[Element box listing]

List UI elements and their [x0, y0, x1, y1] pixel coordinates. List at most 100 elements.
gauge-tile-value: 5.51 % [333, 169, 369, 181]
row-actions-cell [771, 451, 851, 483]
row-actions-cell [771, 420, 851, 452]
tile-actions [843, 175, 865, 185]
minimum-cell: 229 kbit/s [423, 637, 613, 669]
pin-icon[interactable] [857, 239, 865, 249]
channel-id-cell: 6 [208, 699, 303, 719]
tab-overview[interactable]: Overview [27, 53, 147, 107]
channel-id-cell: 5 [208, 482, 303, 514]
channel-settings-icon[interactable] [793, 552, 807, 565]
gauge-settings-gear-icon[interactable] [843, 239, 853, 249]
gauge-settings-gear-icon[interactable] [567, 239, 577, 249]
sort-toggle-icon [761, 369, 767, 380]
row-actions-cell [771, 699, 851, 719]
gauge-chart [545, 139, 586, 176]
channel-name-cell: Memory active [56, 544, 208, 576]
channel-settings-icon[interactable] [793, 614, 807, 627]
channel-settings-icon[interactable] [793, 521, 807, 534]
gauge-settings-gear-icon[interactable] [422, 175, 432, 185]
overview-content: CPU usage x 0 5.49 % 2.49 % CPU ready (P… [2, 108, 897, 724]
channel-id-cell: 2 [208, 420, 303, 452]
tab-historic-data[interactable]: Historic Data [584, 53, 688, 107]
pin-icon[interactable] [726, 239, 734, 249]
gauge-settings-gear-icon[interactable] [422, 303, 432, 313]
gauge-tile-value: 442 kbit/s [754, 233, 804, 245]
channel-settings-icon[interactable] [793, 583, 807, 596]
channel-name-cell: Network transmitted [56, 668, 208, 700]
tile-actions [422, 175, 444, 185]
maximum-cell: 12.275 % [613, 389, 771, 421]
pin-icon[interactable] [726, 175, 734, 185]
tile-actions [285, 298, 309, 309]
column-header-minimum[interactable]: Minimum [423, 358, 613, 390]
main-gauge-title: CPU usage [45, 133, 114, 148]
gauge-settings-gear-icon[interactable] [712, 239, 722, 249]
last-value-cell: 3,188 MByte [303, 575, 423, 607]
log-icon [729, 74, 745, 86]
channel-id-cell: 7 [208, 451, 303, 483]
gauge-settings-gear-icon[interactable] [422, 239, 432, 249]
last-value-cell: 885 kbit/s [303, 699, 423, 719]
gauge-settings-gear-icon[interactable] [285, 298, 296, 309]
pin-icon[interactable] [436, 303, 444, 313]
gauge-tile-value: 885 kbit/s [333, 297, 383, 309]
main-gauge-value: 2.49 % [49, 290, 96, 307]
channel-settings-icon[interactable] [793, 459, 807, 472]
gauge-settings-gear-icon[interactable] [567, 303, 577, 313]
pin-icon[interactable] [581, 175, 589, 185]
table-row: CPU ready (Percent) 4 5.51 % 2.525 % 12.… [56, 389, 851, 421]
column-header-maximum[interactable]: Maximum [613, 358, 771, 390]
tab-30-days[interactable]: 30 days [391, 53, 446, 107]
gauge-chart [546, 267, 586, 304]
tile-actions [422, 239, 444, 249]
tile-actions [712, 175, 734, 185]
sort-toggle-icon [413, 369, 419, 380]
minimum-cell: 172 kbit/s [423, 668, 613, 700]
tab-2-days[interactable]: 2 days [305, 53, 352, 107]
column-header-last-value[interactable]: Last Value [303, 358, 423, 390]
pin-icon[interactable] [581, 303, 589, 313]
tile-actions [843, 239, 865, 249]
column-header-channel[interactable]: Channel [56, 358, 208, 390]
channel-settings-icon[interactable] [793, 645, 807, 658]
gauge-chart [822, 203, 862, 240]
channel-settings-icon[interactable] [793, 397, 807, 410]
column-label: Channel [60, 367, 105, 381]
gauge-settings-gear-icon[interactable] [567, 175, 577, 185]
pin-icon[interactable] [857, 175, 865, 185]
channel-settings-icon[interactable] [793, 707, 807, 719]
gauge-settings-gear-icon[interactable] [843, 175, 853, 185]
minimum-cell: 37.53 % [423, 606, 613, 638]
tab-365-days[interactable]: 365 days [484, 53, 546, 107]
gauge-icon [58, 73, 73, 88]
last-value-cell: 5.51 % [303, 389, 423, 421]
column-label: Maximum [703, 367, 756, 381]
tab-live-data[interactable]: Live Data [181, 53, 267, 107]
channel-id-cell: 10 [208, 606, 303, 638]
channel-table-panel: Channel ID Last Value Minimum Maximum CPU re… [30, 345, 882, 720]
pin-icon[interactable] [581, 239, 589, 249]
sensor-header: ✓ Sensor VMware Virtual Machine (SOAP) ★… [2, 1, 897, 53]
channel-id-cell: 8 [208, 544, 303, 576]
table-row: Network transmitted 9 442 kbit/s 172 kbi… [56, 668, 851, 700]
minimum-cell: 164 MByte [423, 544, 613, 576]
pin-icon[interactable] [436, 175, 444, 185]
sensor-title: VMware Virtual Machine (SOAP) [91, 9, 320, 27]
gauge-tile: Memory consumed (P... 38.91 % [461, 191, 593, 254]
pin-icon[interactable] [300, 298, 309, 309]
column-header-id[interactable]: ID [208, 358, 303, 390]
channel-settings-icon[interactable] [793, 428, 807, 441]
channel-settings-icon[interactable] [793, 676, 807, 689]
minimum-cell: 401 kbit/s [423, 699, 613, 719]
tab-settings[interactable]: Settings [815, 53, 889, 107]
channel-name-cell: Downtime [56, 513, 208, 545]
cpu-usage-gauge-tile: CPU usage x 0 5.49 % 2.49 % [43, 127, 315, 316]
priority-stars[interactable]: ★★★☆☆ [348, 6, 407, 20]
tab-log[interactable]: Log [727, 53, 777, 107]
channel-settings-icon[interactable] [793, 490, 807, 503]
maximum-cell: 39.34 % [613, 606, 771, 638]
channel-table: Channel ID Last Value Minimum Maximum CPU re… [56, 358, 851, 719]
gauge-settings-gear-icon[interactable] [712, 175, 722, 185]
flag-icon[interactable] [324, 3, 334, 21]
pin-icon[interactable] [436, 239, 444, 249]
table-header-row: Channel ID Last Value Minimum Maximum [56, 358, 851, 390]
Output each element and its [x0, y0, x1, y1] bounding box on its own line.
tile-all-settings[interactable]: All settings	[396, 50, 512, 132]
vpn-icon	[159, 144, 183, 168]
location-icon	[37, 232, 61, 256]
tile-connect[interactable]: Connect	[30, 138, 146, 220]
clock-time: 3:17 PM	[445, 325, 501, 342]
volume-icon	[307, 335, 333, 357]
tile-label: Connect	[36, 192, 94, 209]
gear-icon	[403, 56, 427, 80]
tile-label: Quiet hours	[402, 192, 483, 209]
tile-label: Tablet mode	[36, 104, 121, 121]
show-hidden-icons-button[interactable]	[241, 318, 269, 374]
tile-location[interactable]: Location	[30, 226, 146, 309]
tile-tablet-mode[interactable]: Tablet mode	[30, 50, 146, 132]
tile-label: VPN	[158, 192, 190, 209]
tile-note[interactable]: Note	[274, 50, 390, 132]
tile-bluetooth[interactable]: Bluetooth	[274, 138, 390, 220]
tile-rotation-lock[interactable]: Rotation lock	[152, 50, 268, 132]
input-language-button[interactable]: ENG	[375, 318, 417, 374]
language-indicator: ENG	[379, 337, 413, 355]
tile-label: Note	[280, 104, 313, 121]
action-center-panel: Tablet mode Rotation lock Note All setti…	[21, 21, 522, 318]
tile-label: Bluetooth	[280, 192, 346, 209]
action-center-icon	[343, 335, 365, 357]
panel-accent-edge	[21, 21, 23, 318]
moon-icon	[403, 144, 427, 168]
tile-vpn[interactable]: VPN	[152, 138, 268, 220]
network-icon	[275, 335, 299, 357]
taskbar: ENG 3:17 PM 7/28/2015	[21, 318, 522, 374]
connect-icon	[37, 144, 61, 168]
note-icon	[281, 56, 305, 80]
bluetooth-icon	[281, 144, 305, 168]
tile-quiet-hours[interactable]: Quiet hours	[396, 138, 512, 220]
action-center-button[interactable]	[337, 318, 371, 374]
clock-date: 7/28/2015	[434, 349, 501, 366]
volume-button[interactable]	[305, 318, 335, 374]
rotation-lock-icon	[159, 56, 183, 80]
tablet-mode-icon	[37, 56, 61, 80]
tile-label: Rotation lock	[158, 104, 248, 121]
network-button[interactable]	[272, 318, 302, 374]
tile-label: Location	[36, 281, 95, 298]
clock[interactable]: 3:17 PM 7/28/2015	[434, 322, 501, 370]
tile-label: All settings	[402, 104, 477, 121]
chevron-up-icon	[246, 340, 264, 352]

▸ Set exercise
Update the part of the listing that runs from its start through the line containing "minimum-cell: 229 kbit/s [423, 637, 613, 669]", changing every "row-actions-cell" to "row-menu-cell" and leaving all else as it stands. Give only those lines.

▸ Response to the task
List UI elements and their [x0, y0, x1, y1] pixel coordinates. List at most 100 elements.
gauge-tile-value: 5.51 % [333, 169, 369, 181]
row-menu-cell [771, 451, 851, 483]
row-menu-cell [771, 420, 851, 452]
tile-actions [843, 175, 865, 185]
minimum-cell: 229 kbit/s [423, 637, 613, 669]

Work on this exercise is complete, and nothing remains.